[start]

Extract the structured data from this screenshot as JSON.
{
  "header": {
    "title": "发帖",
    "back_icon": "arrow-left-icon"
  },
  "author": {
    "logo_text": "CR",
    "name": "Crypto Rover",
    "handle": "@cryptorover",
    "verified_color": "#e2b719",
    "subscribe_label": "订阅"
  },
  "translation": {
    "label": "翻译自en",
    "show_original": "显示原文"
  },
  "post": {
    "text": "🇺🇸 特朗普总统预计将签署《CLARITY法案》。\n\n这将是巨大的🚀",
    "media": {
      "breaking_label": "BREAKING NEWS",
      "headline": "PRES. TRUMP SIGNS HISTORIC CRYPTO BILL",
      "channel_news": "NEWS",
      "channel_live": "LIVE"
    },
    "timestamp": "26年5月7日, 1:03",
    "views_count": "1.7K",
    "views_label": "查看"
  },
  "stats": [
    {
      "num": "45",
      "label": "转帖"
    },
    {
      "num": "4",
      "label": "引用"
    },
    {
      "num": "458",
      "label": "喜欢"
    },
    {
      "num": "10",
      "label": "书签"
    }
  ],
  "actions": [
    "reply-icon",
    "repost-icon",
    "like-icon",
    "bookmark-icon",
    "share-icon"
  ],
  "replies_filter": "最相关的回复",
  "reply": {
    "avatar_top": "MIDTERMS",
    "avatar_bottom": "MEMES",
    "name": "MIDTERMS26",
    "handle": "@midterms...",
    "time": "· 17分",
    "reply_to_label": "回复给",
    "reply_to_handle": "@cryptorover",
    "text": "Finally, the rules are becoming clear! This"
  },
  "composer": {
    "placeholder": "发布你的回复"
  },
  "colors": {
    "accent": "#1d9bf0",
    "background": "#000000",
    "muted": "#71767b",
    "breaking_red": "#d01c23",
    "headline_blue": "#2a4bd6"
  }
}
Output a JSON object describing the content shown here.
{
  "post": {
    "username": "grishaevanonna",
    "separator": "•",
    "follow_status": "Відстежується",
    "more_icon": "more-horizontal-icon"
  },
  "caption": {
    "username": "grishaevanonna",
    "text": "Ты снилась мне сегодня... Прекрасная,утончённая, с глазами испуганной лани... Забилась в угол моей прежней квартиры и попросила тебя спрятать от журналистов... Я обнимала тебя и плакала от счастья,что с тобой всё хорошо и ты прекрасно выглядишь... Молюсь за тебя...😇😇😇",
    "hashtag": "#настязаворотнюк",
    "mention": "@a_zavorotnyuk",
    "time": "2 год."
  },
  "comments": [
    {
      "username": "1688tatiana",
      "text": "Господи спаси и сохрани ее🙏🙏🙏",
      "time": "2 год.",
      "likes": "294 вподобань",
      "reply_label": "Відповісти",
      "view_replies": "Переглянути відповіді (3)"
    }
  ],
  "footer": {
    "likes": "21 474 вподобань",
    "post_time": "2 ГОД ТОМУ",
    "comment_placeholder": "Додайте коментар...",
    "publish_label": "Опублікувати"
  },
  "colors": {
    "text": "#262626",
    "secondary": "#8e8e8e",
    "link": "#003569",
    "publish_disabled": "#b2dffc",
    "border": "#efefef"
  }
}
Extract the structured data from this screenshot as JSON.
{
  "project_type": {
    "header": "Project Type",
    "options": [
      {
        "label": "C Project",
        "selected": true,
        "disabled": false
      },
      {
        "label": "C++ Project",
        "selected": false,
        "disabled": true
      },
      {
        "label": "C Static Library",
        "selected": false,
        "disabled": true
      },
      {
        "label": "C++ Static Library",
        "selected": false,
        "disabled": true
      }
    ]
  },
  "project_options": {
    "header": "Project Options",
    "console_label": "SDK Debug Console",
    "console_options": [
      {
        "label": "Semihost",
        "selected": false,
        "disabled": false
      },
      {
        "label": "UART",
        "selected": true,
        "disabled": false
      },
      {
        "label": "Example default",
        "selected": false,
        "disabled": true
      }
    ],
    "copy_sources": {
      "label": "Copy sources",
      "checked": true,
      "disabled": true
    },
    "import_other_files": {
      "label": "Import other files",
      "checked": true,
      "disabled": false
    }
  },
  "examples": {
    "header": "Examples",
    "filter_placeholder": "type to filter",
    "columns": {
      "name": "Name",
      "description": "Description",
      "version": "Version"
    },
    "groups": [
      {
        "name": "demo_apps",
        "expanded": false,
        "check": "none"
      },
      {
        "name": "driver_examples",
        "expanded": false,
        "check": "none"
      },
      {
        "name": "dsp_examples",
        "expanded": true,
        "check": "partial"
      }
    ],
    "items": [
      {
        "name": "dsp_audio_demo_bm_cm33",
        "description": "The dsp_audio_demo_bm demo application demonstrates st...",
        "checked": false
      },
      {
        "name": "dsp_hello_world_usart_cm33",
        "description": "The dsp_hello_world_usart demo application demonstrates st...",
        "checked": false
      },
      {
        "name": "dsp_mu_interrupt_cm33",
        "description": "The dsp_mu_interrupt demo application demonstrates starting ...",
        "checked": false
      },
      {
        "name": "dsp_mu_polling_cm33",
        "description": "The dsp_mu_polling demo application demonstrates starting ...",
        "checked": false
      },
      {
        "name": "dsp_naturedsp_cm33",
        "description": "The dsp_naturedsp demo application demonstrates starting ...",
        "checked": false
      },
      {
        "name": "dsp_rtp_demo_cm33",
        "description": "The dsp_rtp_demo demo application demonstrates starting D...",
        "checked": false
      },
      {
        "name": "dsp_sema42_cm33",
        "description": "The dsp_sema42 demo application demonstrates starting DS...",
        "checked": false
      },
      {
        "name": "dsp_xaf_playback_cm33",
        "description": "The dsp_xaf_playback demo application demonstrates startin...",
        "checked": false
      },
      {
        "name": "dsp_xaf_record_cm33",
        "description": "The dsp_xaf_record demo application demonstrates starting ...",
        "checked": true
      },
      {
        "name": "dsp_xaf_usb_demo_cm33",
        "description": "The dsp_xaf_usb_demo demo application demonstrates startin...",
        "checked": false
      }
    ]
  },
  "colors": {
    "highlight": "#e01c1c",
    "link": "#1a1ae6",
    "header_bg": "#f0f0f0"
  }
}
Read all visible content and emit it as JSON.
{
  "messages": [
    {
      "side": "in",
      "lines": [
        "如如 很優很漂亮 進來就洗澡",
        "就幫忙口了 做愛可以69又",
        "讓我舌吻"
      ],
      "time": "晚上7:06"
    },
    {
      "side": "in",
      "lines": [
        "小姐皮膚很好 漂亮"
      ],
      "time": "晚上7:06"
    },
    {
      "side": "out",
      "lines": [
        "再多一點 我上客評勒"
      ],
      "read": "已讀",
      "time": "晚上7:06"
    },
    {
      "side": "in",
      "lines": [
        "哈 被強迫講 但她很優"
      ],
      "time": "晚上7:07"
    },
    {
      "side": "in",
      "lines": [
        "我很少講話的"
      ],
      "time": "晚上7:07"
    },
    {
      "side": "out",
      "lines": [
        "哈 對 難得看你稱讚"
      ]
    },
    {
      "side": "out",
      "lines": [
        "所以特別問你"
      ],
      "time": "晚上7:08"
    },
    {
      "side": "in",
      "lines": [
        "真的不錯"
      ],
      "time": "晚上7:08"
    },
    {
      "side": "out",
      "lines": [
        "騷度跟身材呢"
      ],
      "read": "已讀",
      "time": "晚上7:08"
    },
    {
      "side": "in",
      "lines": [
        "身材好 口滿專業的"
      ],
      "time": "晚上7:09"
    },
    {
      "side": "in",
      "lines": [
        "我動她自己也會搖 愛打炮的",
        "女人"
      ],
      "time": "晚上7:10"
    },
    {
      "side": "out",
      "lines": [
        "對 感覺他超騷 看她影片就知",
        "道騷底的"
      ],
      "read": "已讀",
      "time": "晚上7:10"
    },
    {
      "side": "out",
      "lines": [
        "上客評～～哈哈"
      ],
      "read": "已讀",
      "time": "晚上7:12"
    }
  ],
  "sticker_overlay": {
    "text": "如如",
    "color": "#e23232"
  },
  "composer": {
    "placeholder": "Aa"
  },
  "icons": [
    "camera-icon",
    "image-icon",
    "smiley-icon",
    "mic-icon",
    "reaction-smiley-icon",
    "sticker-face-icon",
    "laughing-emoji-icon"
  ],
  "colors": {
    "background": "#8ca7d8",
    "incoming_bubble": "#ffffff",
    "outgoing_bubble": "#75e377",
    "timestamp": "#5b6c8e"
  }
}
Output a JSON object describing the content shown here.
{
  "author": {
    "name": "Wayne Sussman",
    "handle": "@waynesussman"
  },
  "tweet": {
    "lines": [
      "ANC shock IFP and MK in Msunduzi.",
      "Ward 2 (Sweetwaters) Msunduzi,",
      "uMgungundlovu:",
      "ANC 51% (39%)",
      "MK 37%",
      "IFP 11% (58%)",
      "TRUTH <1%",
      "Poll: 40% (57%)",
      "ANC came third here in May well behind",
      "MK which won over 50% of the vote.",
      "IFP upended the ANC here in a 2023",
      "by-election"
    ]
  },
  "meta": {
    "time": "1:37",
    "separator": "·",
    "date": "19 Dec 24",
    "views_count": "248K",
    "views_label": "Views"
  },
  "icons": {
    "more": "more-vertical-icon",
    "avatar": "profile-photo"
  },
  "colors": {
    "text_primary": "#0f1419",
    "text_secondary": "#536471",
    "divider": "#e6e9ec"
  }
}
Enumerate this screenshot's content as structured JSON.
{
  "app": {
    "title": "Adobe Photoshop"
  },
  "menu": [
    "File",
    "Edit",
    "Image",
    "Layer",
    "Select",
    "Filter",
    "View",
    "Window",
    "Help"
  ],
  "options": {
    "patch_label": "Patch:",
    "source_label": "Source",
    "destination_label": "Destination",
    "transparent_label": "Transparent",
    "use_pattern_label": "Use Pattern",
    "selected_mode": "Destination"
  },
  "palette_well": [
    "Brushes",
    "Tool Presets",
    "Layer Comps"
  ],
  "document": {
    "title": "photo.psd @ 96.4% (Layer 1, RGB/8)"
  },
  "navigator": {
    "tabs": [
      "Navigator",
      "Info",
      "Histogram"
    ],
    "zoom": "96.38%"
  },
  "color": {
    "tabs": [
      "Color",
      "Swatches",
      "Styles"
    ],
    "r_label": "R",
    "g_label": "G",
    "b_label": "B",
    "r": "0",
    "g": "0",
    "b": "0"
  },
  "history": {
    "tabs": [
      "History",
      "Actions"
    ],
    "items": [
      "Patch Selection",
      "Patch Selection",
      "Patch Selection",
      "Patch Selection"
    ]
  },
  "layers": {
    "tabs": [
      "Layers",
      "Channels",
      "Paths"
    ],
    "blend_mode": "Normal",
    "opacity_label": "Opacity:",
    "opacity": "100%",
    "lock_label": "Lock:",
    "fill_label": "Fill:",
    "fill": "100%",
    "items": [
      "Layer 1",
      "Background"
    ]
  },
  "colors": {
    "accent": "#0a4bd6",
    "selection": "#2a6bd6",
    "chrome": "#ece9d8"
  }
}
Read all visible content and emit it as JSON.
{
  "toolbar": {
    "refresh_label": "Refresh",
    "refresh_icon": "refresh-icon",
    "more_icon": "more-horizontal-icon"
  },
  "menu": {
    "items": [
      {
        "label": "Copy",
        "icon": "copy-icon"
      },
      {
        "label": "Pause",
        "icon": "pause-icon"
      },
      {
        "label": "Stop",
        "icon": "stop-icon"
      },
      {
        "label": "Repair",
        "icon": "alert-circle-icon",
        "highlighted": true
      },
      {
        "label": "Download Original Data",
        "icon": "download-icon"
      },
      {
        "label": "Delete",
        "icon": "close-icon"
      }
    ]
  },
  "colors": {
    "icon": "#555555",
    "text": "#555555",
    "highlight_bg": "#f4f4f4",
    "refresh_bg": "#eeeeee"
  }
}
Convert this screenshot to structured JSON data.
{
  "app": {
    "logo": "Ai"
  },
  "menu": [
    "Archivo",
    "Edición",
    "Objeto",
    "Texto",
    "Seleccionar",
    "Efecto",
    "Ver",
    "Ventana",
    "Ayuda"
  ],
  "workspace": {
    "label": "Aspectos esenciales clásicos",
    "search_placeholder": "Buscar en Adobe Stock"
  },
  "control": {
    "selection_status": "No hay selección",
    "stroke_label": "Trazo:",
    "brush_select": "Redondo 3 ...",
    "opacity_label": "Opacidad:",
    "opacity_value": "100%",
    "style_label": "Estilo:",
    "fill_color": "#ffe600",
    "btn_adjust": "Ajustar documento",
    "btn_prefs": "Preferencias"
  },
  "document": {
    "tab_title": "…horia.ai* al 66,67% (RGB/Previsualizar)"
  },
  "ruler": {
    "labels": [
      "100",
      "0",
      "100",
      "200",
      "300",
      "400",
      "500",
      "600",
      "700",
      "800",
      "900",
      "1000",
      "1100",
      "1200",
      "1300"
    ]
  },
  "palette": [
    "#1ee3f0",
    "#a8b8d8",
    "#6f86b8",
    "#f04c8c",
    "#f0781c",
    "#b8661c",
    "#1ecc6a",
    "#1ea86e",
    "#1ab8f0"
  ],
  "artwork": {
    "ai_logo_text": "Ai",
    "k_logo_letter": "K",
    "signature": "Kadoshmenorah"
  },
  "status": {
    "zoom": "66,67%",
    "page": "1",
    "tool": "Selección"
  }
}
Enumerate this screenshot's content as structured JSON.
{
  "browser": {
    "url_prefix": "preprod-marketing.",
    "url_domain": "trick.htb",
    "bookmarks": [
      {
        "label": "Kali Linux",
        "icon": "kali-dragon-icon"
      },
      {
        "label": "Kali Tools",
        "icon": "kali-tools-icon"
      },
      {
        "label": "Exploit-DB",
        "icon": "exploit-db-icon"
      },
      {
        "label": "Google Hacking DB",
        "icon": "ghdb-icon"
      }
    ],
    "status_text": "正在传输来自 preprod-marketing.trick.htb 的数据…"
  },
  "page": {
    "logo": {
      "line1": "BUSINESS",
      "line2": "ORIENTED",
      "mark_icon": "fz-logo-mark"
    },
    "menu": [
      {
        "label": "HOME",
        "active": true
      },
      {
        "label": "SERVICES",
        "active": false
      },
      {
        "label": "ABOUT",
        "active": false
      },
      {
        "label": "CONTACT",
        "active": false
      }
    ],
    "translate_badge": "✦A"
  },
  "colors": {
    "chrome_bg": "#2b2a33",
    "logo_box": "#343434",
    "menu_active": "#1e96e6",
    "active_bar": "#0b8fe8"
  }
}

[end]

#### [Task goal]
Each line that holds the word "cryptorover" is to be copied.

#### [Worked solution]
    "handle": "@cryptorover",
    "reply_to_handle": "@cryptorover",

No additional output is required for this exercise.